━━━━━ Records provided ━━━━━
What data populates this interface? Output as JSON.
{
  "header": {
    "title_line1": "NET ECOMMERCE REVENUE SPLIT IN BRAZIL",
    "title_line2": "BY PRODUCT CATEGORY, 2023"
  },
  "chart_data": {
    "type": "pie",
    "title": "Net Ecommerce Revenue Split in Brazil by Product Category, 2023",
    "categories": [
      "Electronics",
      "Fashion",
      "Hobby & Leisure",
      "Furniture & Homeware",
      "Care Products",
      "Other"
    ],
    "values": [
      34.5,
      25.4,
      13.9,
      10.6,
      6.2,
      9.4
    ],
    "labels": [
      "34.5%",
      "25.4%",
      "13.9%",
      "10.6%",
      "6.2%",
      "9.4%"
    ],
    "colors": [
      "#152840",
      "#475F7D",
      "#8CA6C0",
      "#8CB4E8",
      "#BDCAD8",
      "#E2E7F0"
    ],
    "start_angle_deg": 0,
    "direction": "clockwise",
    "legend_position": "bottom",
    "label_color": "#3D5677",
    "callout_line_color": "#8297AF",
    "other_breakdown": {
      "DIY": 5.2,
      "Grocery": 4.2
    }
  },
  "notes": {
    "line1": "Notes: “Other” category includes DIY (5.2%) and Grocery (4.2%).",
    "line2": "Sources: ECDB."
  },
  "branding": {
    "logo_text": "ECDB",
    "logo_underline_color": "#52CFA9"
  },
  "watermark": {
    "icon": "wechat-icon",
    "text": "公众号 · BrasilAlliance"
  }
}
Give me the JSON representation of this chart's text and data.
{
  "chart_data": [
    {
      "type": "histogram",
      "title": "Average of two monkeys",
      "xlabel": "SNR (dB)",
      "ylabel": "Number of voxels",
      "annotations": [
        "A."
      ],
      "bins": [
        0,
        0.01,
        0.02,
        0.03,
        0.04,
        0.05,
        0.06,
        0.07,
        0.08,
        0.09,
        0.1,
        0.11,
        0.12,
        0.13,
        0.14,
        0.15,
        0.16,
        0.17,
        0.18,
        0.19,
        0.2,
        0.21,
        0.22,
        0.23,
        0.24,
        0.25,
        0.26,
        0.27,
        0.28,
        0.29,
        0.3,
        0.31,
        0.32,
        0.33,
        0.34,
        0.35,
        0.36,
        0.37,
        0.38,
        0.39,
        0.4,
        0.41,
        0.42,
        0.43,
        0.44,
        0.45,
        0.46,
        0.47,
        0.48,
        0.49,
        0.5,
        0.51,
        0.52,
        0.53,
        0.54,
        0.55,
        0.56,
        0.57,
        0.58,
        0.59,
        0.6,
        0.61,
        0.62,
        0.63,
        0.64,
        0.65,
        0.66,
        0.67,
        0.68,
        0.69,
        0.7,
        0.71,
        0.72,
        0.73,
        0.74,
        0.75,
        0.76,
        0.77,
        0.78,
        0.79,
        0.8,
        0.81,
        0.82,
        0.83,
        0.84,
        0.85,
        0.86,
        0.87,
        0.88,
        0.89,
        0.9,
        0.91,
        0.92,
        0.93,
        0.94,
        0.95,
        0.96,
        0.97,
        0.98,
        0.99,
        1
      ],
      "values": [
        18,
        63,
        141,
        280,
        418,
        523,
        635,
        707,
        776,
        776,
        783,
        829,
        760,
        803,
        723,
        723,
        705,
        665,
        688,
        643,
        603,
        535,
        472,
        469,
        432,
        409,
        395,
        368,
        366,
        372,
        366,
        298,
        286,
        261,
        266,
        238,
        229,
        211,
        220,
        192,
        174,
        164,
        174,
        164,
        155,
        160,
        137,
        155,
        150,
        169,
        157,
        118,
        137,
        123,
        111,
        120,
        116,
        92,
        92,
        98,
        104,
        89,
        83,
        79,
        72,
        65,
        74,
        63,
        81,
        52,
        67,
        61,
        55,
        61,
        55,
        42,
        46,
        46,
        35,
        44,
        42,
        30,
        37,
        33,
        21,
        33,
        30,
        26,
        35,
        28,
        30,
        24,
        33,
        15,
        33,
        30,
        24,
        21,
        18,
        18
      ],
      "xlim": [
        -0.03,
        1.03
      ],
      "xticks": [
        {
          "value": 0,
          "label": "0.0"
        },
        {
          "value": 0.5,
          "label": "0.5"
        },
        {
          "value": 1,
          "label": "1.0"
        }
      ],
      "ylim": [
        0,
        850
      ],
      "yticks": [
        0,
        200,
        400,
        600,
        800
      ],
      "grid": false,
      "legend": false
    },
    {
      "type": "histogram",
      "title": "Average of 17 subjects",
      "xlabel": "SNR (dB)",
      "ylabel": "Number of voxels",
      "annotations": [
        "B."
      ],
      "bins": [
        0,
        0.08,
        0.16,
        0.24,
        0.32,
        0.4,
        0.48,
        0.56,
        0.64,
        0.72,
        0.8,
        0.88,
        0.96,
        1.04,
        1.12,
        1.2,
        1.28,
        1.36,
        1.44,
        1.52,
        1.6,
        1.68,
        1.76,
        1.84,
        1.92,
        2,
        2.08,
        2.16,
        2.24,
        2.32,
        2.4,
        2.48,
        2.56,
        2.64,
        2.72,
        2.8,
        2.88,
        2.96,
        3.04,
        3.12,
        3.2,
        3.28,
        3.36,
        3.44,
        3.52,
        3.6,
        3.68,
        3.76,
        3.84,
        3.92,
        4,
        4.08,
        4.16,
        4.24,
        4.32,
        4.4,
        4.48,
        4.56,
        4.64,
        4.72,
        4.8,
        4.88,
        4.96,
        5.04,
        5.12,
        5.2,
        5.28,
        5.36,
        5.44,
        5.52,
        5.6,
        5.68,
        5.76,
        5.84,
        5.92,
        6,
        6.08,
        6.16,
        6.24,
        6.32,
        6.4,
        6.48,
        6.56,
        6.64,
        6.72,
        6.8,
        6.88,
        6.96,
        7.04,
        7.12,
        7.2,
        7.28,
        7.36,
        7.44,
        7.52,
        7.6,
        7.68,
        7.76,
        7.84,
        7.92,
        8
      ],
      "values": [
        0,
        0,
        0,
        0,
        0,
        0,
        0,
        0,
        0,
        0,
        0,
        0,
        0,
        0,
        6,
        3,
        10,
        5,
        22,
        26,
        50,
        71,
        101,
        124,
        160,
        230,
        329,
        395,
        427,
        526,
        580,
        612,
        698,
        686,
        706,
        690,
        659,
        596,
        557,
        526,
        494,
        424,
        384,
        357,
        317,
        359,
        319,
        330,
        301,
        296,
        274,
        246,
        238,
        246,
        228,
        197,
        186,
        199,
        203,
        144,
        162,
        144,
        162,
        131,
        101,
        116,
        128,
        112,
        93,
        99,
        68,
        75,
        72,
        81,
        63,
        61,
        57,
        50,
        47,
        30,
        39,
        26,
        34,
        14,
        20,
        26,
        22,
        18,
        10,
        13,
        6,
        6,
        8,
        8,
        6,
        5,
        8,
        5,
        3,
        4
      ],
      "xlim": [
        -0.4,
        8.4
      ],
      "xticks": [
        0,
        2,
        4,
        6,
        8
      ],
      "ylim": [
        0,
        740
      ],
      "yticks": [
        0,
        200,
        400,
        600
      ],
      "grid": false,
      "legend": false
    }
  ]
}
━━━━━
* **Problem to solve**
Recite the full listing above exactly.

* **Reply to the task**
What data populates this interface? Output as JSON.
{
  "header": {
    "title_line1": "NET ECOMMERCE REVENUE SPLIT IN BRAZIL",
    "title_line2": "BY PRODUCT CATEGORY, 2023"
  },
  "chart_data": {
    "type": "pie",
    "title": "Net Ecommerce Revenue Split in Brazil by Product Category, 2023",
    "categories": [
      "Electronics",
      "Fashion",
      "Hobby & Leisure",
      "Furniture & Homeware",
      "Care Products",
      "Other"
    ],
    "values": [
      34.5,
      25.4,
      13.9,
      10.6,
      6.2,
      9.4
    ],
    "labels": [
      "34.5%",
      "25.4%",
      "13.9%",
      "10.6%",
      "6.2%",
      "9.4%"
    ],
    "colors": [
      "#152840",
      "#475F7D",
      "#8CA6C0",
      "#8CB4E8",
      "#BDCAD8",
      "#E2E7F0"
    ],
    "start_angle_deg": 0,
    "direction": "clockwise",
    "legend_position": "bottom",
    "label_color": "#3D5677",
    "callout_line_color": "#8297AF",
    "other_breakdown": {
      "DIY": 5.2,
      "Grocery": 4.2
    }
  },
  "notes": {
    "line1": "Notes: “Other” category includes DIY (5.2%) and Grocery (4.2%).",
    "line2": "Sources: ECDB."
  },
  "branding": {
    "logo_text": "ECDB",
    "logo_underline_color": "#52CFA9"
  },
  "watermark": {
    "icon": "wechat-icon",
    "text": "公众号 · BrasilAlliance"
  }
}
Give me the JSON representation of this chart's text and data.
{
  "chart_data": [
    {
      "type": "histogram",
      "title": "Average of two monkeys",
      "xlabel": "SNR (dB)",
      "ylabel": "Number of voxels",
      "annotations": [
        "A."
      ],
      "bins": [
        0,
        0.01,
        0.02,
        0.03,
        0.04,
        0.05,
        0.06,
        0.07,
        0.08,
        0.09,
        0.1,
        0.11,
        0.12,
        0.13,
        0.14,
        0.15,
        0.16,
        0.17,
        0.18,
        0.19,
        0.2,
        0.21,
        0.22,
        0.23,
        0.24,
        0.25,
        0.26,
        0.27,
        0.28,
        0.29,
        0.3,
        0.31,
        0.32,
        0.33,
        0.34,
        0.35,
        0.36,
        0.37,
        0.38,
        0.39,
        0.4,
        0.41,
        0.42,
        0.43,
        0.44,
        0.45,
        0.46,
        0.47,
        0.48,
        0.49,
        0.5,
        0.51,
        0.52,
        0.53,
        0.54,
        0.55,
        0.56,
        0.57,
        0.58,
        0.59,
        0.6,
        0.61,
        0.62,
        0.63,
        0.64,
        0.65,
        0.66,
        0.67,
        0.68,
        0.69,
        0.7,
        0.71,
        0.72,
        0.73,
        0.74,
        0.75,
        0.76,
        0.77,
        0.78,
        0.79,
        0.8,
        0.81,
        0.82,
        0.83,
        0.84,
        0.85,
        0.86,
        0.87,
        0.88,
        0.89,
        0.9,
        0.91,
        0.92,
        0.93,
        0.94,
        0.95,
        0.96,
        0.97,
        0.98,
        0.99,
        1
      ],
      "values": [
        18,
        63,
        141,
        280,
        418,
        523,
        635,
        707,
        776,
        776,
        783,
        829,
        760,
        803,
        723,
        723,
        705,
        665,
        688,
        643,
        603,
        535,
        472,
        469,
        432,
        409,
        395,
        368,
        366,
        372,
        366,
        298,
        286,
        261,
        266,
        238,
        229,
        211,
        220,
        192,
        174,
        164,
        174,
        164,
        155,
        160,
        137,
        155,
        150,
        169,
        157,
        118,
        137,
        123,
        111,
        120,
        116,
        92,
        92,
        98,
        104,
        89,
        83,
        79,
        72,
        65,
        74,
        63,
        81,
        52,
        67,
        61,
        55,
        61,
        55,
        42,
        46,
        46,
        35,
        44,
        42,
        30,
        37,
        33,
        21,
        33,
        30,
        26,
        35,
        28,
        30,
        24,
        33,
        15,
        33,
        30,
        24,
        21,
        18,
        18
      ],
      "xlim": [
        -0.03,
        1.03
      ],
      "xticks": [
        {
          "value": 0,
          "label": "0.0"
        },
        {
          "value": 0.5,
          "label": "0.5"
        },
        {
          "value": 1,
          "label": "1.0"
        }
      ],
      "ylim": [
        0,
        850
      ],
      "yticks": [
        0,
        200,
        400,
        600,
        800
      ],
      "grid": false,
      "legend": false
    },
    {
      "type": "histogram",
      "title": "Average of 17 subjects",
      "xlabel": "SNR (dB)",
      "ylabel": "Number of voxels",
      "annotations": [
        "B."
      ],
      "bins": [
        0,
        0.08,
        0.16,
        0.24,
        0.32,
        0.4,
        0.48,
        0.56,
        0.64,
        0.72,
        0.8,
        0.88,
        0.96,
        1.04,
        1.12,
        1.2,
        1.28,
        1.36,
        1.44,
        1.52,
        1.6,
        1.68,
        1.76,
        1.84,
        1.92,
        2,
        2.08,
        2.16,
        2.24,
        2.32,
        2.4,
        2.48,
        2.56,
        2.64,
        2.72,
        2.8,
        2.88,
        2.96,
        3.04,
        3.12,
        3.2,
        3.28,
        3.36,
        3.44,
        3.52,
        3.6,
        3.68,
        3.76,
        3.84,
        3.92,
        4,
        4.08,
        4.16,
        4.24,
        4.32,
        4.4,
        4.48,
        4.56,
        4.64,
        4.72,
        4.8,
        4.88,
        4.96,
        5.04,
        5.12,
        5.2,
        5.28,
        5.36,
        5.44,
        5.52,
        5.6,
        5.68,
        5.76,
        5.84,
        5.92,
        6,
        6.08,
        6.16,
        6.24,
        6.32,
        6.4,
        6.48,
        6.56,
        6.64,
        6.72,
        6.8,
        6.88,
        6.96,
        7.04,
        7.12,
        7.2,
        7.28,
        7.36,
        7.44,
        7.52,
        7.6,
        7.68,
        7.76,
        7.84,
        7.92,
        8
      ],
      "values": [
        0,
        0,
        0,
        0,
        0,
        0,
        0,
        0,
        0,
        0,
        0,
        0,
        0,
        0,
        6,
        3,
        10,
        5,
        22,
        26,
        50,
        71,
        101,
        124,
        160,
        230,
        329,
        395,
        427,
        526,
        580,
        612,
        698,
        686,
        706,
        690,
        659,
        596,
        557,
        526,
        494,
        424,
        384,
        357,
        317,
        359,
        319,
        330,
        301,
        296,
        274,
        246,
        238,
        246,
        228,
        197,
        186,
        199,
        203,
        144,
        162,
        144,
        162,
        131,
        101,
        116,
        128,
        112,
        93,
        99,
        68,
        75,
        72,
        81,
        63,
        61,
        57,
        50,
        47,
        30,
        39,
        26,
        34,
        14,
        20,
        26,
        22,
        18,
        10,
        13,
        6,
        6,
        8,
        8,
        6,
        5,
        8,
        5,
        3,
        4
      ],
      "xlim": [
        -0.4,
        8.4
      ],
      "xticks": [
        0,
        2,
        4,
        6,
        8
      ],
      "ylim": [
        0,
        740
      ],
      "yticks": [
        0,
        200,
        400,
        600
      ],
      "grid": false,
      "legend": false
    }
  ]
}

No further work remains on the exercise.